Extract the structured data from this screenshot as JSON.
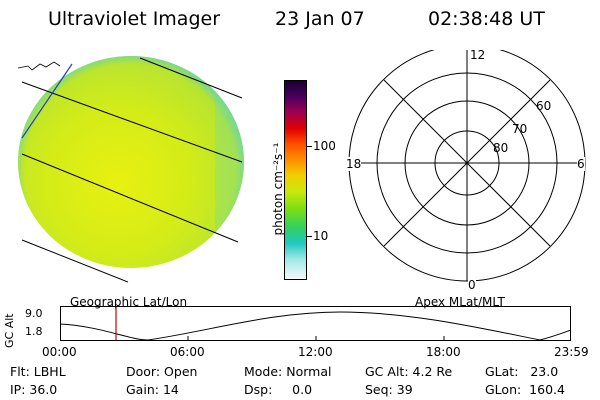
{
  "header": {
    "instrument": "Ultraviolet Imager",
    "date": "23 Jan 07",
    "time": "02:38:48 UT"
  },
  "colorbar": {
    "unit_label": "photon cm⁻²s⁻¹",
    "ticks": [
      "100",
      "10"
    ]
  },
  "polar_plot": {
    "mlt_labels": [
      "12",
      "18",
      "6",
      "0"
    ],
    "mlat_labels": [
      "60",
      "70",
      "80"
    ]
  },
  "panel_labels": {
    "left": "Geographic Lat/Lon",
    "right": "Apex MLat/MLT"
  },
  "altitude_plot": {
    "ylabel": "GC Alt",
    "yticks": [
      "9.0",
      "1.8"
    ],
    "xticks": [
      "00:00",
      "06:00",
      "12:00",
      "18:00",
      "23:59"
    ],
    "current_time_marker": "02:38"
  },
  "status": {
    "row1": [
      {
        "label": "Flt:",
        "value": "LBHL"
      },
      {
        "label": "Door:",
        "value": "Open"
      },
      {
        "label": "Mode:",
        "value": "Normal"
      },
      {
        "label": "GC Alt:",
        "value": "4.2 Re"
      },
      {
        "label": "GLat:",
        "value": "23.0"
      }
    ],
    "row2": [
      {
        "label": "IP:",
        "value": "36.0"
      },
      {
        "label": "Gain:",
        "value": "14"
      },
      {
        "label": "Dsp:",
        "value": "0.0"
      },
      {
        "label": "Seq:",
        "value": "39"
      },
      {
        "label": "GLon:",
        "value": "160.4"
      }
    ]
  },
  "colors": {
    "marker": "#cc0000",
    "limb": "#2040c0"
  }
}
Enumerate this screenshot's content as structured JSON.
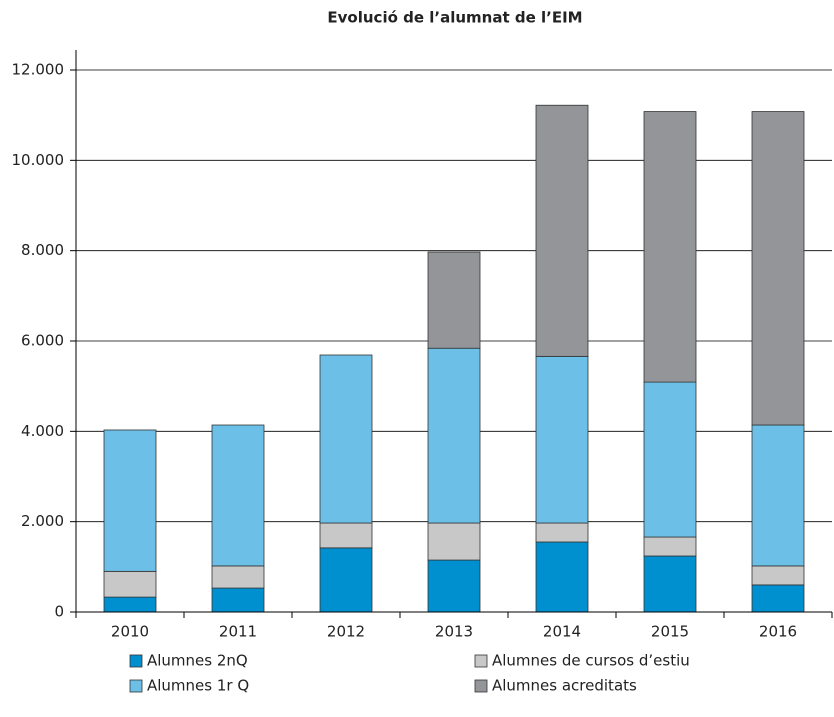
{
  "chart_data": {
    "type": "stacked_bar",
    "title": "Evolució de l’alumnat de l’EIM",
    "categories": [
      "2010",
      "2011",
      "2012",
      "2013",
      "2014",
      "2015",
      "2016"
    ],
    "series": [
      {
        "name": "Alumnes 2nQ",
        "color": "#0090cf",
        "values": [
          330,
          530,
          1420,
          1150,
          1550,
          1240,
          600
        ]
      },
      {
        "name": "Alumnes de cursos d’estiu",
        "color": "#c8c8c8",
        "values": [
          570,
          490,
          550,
          820,
          420,
          420,
          420
        ]
      },
      {
        "name": "Alumnes 1r Q",
        "color": "#6cc0e8",
        "values": [
          3130,
          3120,
          3720,
          3870,
          3690,
          3430,
          3120
        ]
      },
      {
        "name": "Alumnes acreditats",
        "color": "#939598",
        "values": [
          0,
          0,
          0,
          2130,
          5560,
          5990,
          6940
        ]
      }
    ],
    "ylim": [
      0,
      12000
    ],
    "yticks": [
      0,
      {
        "value": 2000,
        "label": "2.000"
      },
      {
        "value": 4000,
        "label": "4.000"
      },
      {
        "value": 6000,
        "label": "6.000"
      },
      {
        "value": 8000,
        "label": "8.000"
      },
      {
        "value": 10000,
        "label": "10.000"
      },
      {
        "value": 12000,
        "label": "12.000"
      }
    ],
    "grid": true
  }
}
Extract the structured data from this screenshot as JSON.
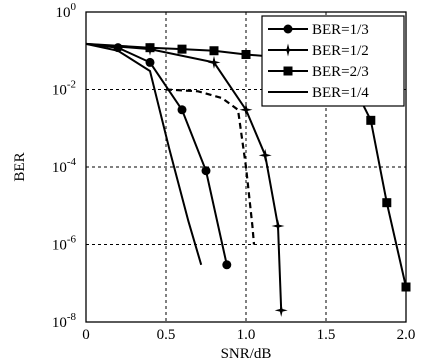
{
  "chart_data": {
    "type": "line",
    "title": "",
    "xlabel": "SNR/dB",
    "ylabel": "BER",
    "xlim": [
      0,
      2
    ],
    "ylim_exponent": [
      -8,
      0
    ],
    "y_scale": "log",
    "x_ticks": [
      "0",
      "0.5",
      "1.0",
      "1.5",
      "2.0"
    ],
    "y_ticks": [
      {
        "base": "10",
        "exp": "0"
      },
      {
        "base": "10",
        "exp": "-2"
      },
      {
        "base": "10",
        "exp": "-4"
      },
      {
        "base": "10",
        "exp": "-6"
      },
      {
        "base": "10",
        "exp": "-8"
      }
    ],
    "grid": true,
    "legend_position": "top-right",
    "series": [
      {
        "name": "BER=1/3",
        "marker": "circle",
        "style": "solid",
        "x": [
          0.0,
          0.2,
          0.4,
          0.6,
          0.75,
          0.88
        ],
        "y": [
          0.15,
          0.12,
          0.05,
          0.003,
          8e-05,
          3e-07
        ]
      },
      {
        "name": "BER=1/2",
        "marker": "star",
        "style": "solid",
        "x": [
          0.0,
          0.4,
          0.8,
          1.0,
          1.12,
          1.2,
          1.22
        ],
        "y": [
          0.15,
          0.11,
          0.05,
          0.003,
          0.0002,
          3e-06,
          2e-08
        ]
      },
      {
        "name": "BER=2/3",
        "marker": "square",
        "style": "solid",
        "x": [
          0.0,
          0.4,
          0.6,
          0.8,
          1.0,
          1.6,
          1.78,
          1.88,
          2.0
        ],
        "y": [
          0.15,
          0.12,
          0.11,
          0.1,
          0.08,
          0.05,
          0.0016,
          1.2e-05,
          8e-08
        ]
      },
      {
        "name": "BER=1/4",
        "marker": "none",
        "style": "solid",
        "x": [
          0.0,
          0.2,
          0.4,
          0.52,
          0.64,
          0.72
        ],
        "y": [
          0.15,
          0.1,
          0.03,
          0.0003,
          4e-06,
          3e-07
        ]
      },
      {
        "name": "",
        "marker": "none",
        "style": "dashed",
        "x": [
          0.5,
          0.7,
          0.85,
          0.95,
          1.0,
          1.04,
          1.05
        ],
        "y": [
          0.01,
          0.009,
          0.006,
          0.003,
          0.0001,
          3e-06,
          1e-06
        ]
      }
    ]
  }
}
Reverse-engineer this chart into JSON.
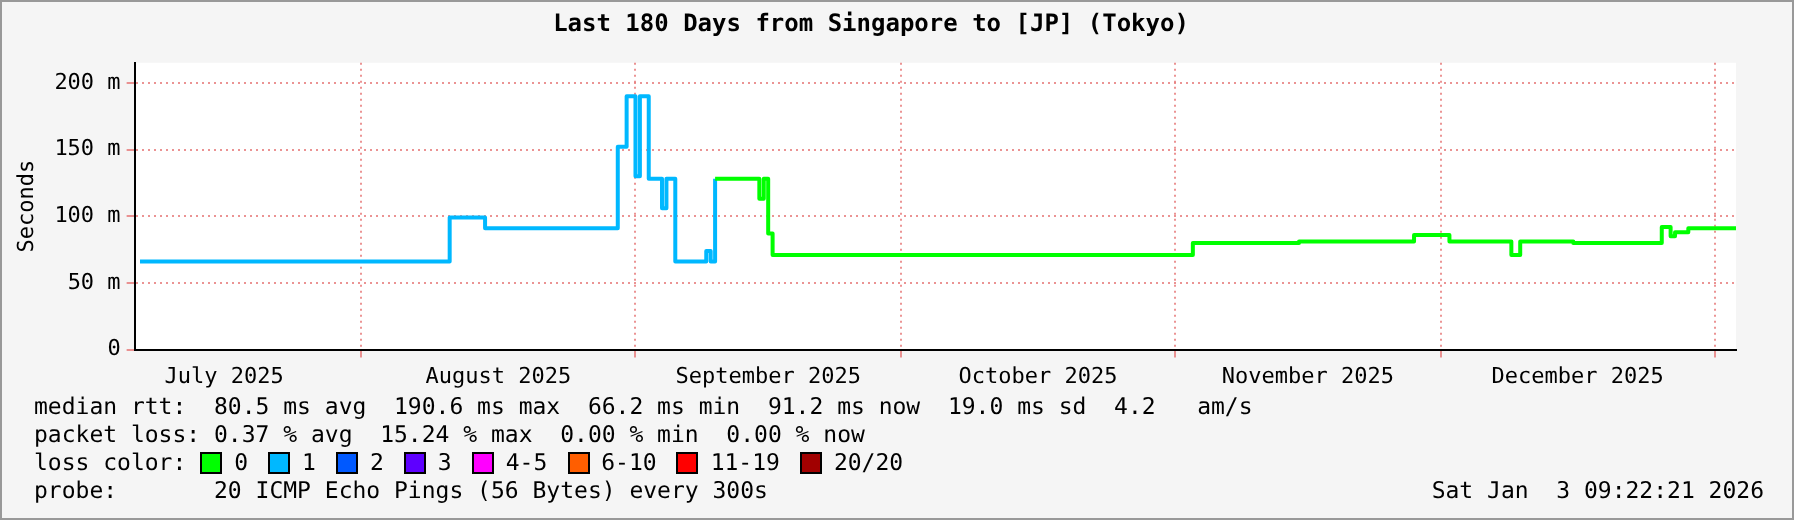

— AIM —
Your copy should match the records word for word, with the pictures removed.

— RIGHT ANSWER —
Extract the structured data from this screenshot as JSON.
{
  "header": {
    "instrument": "Ultraviolet Imager",
    "date": "23 Jan 07",
    "time": "02:38:48 UT"
  },
  "colorbar": {
    "unit_label": "photon cm⁻²s⁻¹",
    "ticks": [
      "100",
      "10"
    ]
  },
  "polar_plot": {
    "mlt_labels": [
      "12",
      "18",
      "6",
      "0"
    ],
    "mlat_labels": [
      "60",
      "70",
      "80"
    ]
  },
  "panel_labels": {
    "left": "Geographic Lat/Lon",
    "right": "Apex MLat/MLT"
  },
  "altitude_plot": {
    "ylabel": "GC Alt",
    "yticks": [
      "9.0",
      "1.8"
    ],
    "xticks": [
      "00:00",
      "06:00",
      "12:00",
      "18:00",
      "23:59"
    ],
    "current_time_marker": "02:38"
  },
  "status": {
    "row1": [
      {
        "label": "Flt:",
        "value": "LBHL"
      },
      {
        "label": "Door:",
        "value": "Open"
      },
      {
        "label": "Mode:",
        "value": "Normal"
      },
      {
        "label": "GC Alt:",
        "value": "4.2 Re"
      },
      {
        "label": "GLat:",
        "value": "23.0"
      }
    ],
    "row2": [
      {
        "label": "IP:",
        "value": "36.0"
      },
      {
        "label": "Gain:",
        "value": "14"
      },
      {
        "label": "Dsp:",
        "value": "0.0"
      },
      {
        "label": "Seq:",
        "value": "39"
      },
      {
        "label": "GLon:",
        "value": "160.4"
      }
    ]
  },
  "colors": {
    "marker": "#cc0000",
    "limb": "#2040c0"
  }
}
Enumerate this screenshot's content as structured JSON.
{
  "chart_data": {
    "type": "stacked_bar",
    "title": "Evolució de l’alumnat de l’EIM",
    "categories": [
      "2010",
      "2011",
      "2012",
      "2013",
      "2014",
      "2015",
      "2016"
    ],
    "series": [
      {
        "name": "Alumnes 2nQ",
        "color": "#0090cf",
        "values": [
          330,
          530,
          1420,
          1150,
          1550,
          1240,
          600
        ]
      },
      {
        "name": "Alumnes de cursos d’estiu",
        "color": "#c8c8c8",
        "values": [
          570,
          490,
          550,
          820,
          420,
          420,
          420
        ]
      },
      {
        "name": "Alumnes 1r Q",
        "color": "#6cc0e8",
        "values": [
          3130,
          3120,
          3720,
          3870,
          3690,
          3430,
          3120
        ]
      },
      {
        "name": "Alumnes acreditats",
        "color": "#939598",
        "values": [
          0,
          0,
          0,
          2130,
          5560,
          5990,
          6940
        ]
      }
    ],
    "ylim": [
      0,
      12000
    ],
    "yticks": [
      0,
      {
        "value": 2000,
        "label": "2.000"
      },
      {
        "value": 4000,
        "label": "4.000"
      },
      {
        "value": 6000,
        "label": "6.000"
      },
      {
        "value": 8000,
        "label": "8.000"
      },
      {
        "value": 10000,
        "label": "10.000"
      },
      {
        "value": 12000,
        "label": "12.000"
      }
    ],
    "grid": true
  }
}
Extract the structured data from this screenshot as JSON.
{
  "chart_data": {
    "type": "line",
    "title": "",
    "xlabel": "SNR/dB",
    "ylabel": "BER",
    "xlim": [
      0,
      2
    ],
    "ylim_exponent": [
      -8,
      0
    ],
    "y_scale": "log",
    "x_ticks": [
      "0",
      "0.5",
      "1.0",
      "1.5",
      "2.0"
    ],
    "y_ticks": [
      {
        "base": "10",
        "exp": "0"
      },
      {
        "base": "10",
        "exp": "-2"
      },
      {
        "base": "10",
        "exp": "-4"
      },
      {
        "base": "10",
        "exp": "-6"
      },
      {
        "base": "10",
        "exp": "-8"
      }
    ],
    "grid": true,
    "legend_position": "top-right",
    "series": [
      {
        "name": "BER=1/3",
        "marker": "circle",
        "style": "solid",
        "x": [
          0.0,
          0.2,
          0.4,
          0.6,
          0.75,
          0.88
        ],
        "y": [
          0.15,
          0.12,
          0.05,
          0.003,
          8e-05,
          3e-07
        ]
      },
      {
        "name": "BER=1/2",
        "marker": "star",
        "style": "solid",
        "x": [
          0.0,
          0.4,
          0.8,
          1.0,
          1.12,
          1.2,
          1.22
        ],
        "y": [
          0.15,
          0.11,
          0.05,
          0.003,
          0.0002,
          3e-06,
          2e-08
        ]
      },
      {
        "name": "BER=2/3",
        "marker": "square",
        "style": "solid",
        "x": [
          0.0,
          0.4,
          0.6,
          0.8,
          1.0,
          1.6,
          1.78,
          1.88,
          2.0
        ],
        "y": [
          0.15,
          0.12,
          0.11,
          0.1,
          0.08,
          0.05,
          0.0016,
          1.2e-05,
          8e-08
        ]
      },
      {
        "name": "BER=1/4",
        "marker": "none",
        "style": "solid",
        "x": [
          0.0,
          0.2,
          0.4,
          0.52,
          0.64,
          0.72
        ],
        "y": [
          0.15,
          0.1,
          0.03,
          0.0003,
          4e-06,
          3e-07
        ]
      },
      {
        "name": "",
        "marker": "none",
        "style": "dashed",
        "x": [
          0.5,
          0.7,
          0.85,
          0.95,
          1.0,
          1.04,
          1.05
        ],
        "y": [
          0.01,
          0.009,
          0.006,
          0.003,
          0.0001,
          3e-06,
          1e-06
        ]
      }
    ]
  }
}
Reverse-engineer this chart into JSON.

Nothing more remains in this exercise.